● **Aim of the task**: Tally the lines in the records underneath that contain the string "title", and state the figure by itself.
+++
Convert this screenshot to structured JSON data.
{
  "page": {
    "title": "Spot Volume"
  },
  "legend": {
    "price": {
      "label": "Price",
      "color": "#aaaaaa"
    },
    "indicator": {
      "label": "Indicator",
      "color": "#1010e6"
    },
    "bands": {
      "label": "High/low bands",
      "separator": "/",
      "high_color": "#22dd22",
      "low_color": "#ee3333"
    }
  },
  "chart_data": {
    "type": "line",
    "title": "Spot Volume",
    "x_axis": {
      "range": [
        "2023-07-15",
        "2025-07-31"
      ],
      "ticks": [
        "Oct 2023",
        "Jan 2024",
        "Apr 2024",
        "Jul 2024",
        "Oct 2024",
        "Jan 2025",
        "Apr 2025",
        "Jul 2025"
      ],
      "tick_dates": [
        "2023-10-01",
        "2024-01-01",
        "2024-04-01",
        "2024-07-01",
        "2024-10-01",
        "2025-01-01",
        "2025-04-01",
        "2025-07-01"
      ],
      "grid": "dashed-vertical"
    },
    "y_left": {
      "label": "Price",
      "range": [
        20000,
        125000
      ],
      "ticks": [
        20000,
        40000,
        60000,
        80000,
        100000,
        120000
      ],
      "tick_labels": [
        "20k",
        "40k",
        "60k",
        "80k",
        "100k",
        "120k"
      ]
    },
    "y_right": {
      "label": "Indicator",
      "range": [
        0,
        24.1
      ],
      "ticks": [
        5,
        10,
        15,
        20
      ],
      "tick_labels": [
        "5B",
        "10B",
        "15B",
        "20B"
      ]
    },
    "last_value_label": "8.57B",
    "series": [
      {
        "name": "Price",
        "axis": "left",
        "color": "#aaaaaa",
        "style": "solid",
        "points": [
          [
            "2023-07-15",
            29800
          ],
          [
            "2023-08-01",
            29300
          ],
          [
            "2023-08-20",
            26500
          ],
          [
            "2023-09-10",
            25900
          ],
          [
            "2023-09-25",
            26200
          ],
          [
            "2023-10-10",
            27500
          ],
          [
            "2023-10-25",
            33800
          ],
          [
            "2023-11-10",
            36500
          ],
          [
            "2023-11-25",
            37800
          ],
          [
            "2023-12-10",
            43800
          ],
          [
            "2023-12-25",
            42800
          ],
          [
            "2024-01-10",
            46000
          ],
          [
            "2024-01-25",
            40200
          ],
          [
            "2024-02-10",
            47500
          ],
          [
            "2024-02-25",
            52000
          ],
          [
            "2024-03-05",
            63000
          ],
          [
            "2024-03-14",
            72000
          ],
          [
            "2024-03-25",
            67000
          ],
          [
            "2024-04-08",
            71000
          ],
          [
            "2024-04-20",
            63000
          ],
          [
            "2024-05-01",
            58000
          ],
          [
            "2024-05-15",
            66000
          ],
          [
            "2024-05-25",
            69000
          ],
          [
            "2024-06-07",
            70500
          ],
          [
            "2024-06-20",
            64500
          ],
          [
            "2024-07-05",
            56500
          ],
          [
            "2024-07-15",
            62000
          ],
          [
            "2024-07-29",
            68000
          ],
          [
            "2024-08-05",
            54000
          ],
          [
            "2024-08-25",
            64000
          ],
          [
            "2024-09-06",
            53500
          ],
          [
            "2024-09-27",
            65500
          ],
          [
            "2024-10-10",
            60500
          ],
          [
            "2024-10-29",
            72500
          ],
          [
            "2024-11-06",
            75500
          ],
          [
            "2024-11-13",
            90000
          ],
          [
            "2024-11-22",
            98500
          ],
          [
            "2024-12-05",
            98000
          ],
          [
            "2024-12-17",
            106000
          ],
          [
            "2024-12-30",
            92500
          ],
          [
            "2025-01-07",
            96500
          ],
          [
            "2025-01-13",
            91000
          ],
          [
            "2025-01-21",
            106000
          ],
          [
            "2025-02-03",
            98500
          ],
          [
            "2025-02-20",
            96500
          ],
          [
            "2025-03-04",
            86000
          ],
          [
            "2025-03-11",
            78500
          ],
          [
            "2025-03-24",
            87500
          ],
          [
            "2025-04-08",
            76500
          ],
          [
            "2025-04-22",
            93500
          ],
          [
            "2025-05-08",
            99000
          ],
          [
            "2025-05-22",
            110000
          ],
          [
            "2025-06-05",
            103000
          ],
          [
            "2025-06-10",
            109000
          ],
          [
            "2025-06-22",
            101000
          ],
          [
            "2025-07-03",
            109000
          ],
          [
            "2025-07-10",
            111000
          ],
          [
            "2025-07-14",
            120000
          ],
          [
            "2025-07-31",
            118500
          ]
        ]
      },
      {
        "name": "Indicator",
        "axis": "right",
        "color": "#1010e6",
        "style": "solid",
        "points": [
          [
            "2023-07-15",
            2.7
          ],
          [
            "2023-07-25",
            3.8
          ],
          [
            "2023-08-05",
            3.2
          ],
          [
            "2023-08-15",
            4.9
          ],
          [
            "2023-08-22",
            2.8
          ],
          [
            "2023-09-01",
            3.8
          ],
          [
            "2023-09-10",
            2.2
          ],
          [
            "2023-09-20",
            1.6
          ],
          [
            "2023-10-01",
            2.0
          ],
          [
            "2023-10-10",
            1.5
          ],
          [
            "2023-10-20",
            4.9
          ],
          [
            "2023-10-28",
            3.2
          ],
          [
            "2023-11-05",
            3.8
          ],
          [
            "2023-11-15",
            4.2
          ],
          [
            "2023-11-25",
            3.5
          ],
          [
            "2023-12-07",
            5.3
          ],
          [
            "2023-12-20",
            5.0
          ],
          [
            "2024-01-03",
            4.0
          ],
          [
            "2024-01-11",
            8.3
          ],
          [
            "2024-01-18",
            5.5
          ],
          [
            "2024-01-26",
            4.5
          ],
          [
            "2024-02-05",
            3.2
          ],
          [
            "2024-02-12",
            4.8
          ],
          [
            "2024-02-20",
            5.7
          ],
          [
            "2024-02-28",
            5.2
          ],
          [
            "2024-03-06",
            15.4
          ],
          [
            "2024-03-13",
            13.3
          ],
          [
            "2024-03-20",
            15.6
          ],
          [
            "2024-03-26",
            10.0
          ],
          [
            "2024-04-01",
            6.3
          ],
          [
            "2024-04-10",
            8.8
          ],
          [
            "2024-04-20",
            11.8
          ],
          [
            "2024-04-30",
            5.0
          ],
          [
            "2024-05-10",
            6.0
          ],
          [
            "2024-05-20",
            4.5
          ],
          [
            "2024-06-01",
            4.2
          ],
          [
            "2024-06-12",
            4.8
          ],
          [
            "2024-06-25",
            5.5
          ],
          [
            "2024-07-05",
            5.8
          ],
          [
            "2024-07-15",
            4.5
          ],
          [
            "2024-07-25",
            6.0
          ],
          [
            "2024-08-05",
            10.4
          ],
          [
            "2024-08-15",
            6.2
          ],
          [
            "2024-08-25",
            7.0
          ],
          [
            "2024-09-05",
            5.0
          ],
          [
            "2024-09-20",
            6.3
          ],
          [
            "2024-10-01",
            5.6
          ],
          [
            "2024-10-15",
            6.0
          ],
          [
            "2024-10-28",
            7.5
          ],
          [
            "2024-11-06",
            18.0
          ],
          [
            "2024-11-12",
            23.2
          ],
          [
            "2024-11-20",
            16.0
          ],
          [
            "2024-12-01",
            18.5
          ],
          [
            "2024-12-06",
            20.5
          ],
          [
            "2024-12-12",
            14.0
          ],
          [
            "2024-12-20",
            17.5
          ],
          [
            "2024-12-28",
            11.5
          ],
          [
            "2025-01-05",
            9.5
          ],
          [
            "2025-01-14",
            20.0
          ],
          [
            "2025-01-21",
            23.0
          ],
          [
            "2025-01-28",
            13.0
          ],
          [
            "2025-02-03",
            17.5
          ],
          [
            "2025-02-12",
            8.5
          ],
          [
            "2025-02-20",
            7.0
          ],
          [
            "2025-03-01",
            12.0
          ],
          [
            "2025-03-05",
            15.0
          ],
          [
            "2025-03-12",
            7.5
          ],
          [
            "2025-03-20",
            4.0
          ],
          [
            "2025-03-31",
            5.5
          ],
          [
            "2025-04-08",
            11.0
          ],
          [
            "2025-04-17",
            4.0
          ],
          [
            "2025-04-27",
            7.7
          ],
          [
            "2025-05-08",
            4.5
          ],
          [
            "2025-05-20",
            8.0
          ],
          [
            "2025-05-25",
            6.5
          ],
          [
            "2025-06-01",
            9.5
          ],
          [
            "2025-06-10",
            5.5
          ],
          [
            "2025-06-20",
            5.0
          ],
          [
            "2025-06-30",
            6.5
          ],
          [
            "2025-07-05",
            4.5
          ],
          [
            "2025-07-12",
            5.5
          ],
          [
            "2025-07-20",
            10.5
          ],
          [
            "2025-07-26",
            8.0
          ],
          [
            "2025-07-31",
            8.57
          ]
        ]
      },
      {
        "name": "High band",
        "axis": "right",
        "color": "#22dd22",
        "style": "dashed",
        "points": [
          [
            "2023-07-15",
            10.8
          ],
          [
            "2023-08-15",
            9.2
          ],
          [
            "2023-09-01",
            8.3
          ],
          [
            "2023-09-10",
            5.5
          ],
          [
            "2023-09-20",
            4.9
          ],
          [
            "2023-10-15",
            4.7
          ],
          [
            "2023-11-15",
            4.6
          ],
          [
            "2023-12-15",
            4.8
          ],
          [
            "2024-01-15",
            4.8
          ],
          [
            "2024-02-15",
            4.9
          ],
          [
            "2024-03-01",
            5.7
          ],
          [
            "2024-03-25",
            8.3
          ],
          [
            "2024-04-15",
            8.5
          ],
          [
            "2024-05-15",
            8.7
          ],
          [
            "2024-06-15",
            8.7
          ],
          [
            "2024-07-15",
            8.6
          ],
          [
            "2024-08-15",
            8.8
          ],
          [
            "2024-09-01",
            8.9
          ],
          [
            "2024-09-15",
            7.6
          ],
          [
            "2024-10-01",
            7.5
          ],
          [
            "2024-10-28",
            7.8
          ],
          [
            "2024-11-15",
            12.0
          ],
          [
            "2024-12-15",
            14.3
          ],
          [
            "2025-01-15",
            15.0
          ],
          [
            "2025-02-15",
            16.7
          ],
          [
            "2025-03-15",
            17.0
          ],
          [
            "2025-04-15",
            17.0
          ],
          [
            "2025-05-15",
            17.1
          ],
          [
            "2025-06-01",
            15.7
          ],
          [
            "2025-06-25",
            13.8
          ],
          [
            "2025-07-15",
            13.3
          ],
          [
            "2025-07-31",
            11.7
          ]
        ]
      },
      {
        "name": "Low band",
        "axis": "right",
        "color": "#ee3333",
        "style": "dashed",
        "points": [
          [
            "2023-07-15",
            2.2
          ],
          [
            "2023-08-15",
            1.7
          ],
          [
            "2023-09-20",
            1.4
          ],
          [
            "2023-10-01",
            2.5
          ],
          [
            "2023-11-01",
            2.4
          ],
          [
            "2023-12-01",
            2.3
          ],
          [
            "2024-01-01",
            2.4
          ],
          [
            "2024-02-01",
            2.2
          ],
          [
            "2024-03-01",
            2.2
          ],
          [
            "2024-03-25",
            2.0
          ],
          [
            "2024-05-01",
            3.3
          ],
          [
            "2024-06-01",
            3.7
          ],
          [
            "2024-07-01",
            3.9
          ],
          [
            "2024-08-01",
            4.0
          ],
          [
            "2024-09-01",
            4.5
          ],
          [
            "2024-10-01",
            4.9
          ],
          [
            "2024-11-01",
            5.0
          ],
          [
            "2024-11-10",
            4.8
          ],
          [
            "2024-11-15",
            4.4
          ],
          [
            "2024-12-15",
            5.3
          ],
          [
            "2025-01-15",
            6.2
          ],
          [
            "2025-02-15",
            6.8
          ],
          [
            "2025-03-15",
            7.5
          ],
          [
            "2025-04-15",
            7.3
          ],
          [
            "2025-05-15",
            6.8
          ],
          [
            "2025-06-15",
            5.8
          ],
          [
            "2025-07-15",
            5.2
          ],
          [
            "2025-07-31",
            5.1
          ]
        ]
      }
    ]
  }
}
+++
● **Result**: 2